▶ Set exercise:
Read the listing below and copy out every line that holds "values".

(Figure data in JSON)
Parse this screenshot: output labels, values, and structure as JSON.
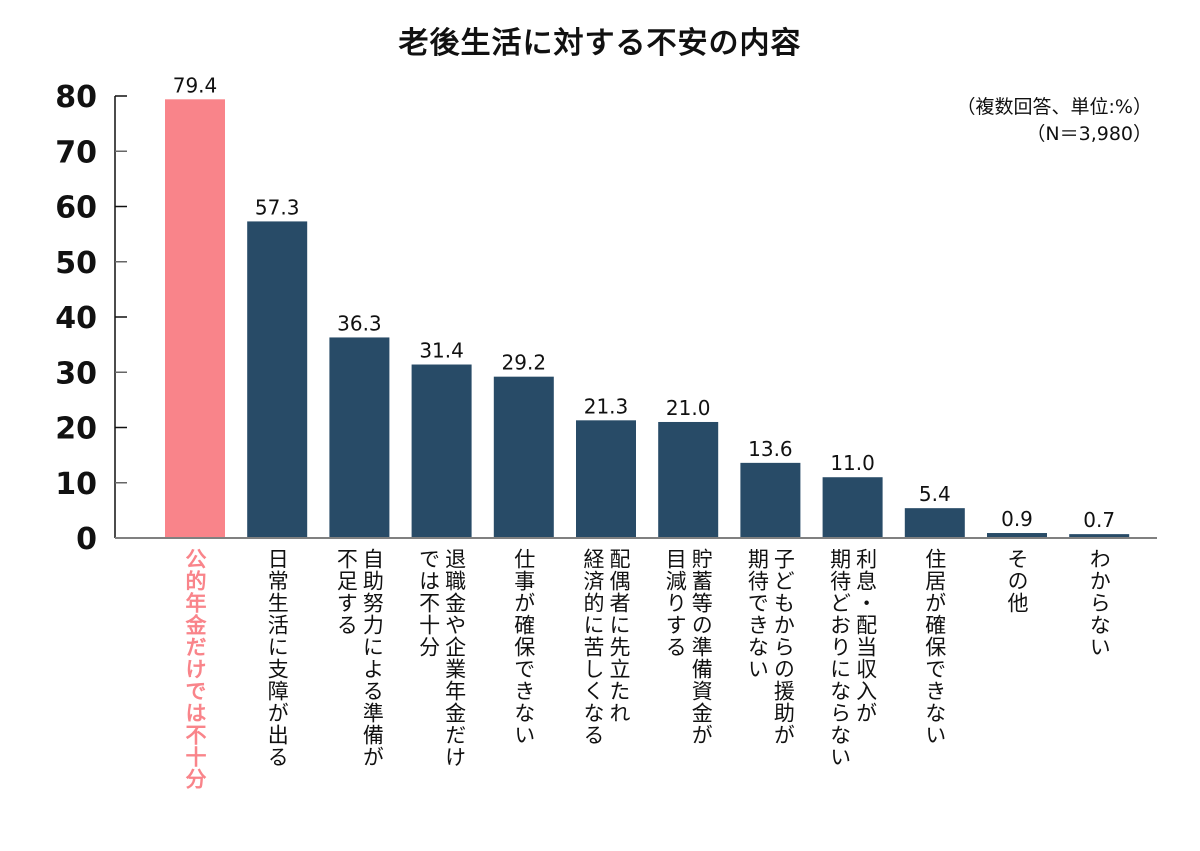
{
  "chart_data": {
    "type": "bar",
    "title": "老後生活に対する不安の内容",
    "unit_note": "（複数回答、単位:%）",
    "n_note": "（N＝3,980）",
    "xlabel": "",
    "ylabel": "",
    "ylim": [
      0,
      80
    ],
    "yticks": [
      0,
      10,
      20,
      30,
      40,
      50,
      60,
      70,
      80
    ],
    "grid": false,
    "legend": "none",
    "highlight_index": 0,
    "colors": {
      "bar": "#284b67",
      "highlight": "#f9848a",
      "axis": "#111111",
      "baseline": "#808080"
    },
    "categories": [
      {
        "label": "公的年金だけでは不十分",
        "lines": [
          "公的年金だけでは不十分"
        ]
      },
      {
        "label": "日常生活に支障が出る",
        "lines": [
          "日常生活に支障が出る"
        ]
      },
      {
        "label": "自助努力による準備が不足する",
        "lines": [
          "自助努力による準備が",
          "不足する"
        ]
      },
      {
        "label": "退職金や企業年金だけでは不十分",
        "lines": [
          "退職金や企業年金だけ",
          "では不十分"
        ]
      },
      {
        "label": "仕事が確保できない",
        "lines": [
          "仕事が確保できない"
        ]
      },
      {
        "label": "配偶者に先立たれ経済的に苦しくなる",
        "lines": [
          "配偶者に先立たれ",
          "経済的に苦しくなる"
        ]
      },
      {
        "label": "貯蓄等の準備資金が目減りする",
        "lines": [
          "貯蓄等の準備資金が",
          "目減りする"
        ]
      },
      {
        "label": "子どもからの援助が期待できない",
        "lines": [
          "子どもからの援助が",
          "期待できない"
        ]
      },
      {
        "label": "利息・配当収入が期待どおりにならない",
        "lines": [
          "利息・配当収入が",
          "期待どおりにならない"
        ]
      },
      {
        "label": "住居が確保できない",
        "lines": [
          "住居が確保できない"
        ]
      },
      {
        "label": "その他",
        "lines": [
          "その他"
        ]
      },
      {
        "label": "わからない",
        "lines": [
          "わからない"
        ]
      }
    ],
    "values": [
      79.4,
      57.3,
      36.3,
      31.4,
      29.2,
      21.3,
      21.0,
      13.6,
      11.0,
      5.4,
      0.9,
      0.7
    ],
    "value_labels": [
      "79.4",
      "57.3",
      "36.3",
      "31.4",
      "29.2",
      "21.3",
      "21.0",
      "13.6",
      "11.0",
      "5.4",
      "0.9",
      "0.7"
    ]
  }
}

▶ Solution for this problem:
Parse this screenshot: output labels, values, and structure as JSON.
    "values": [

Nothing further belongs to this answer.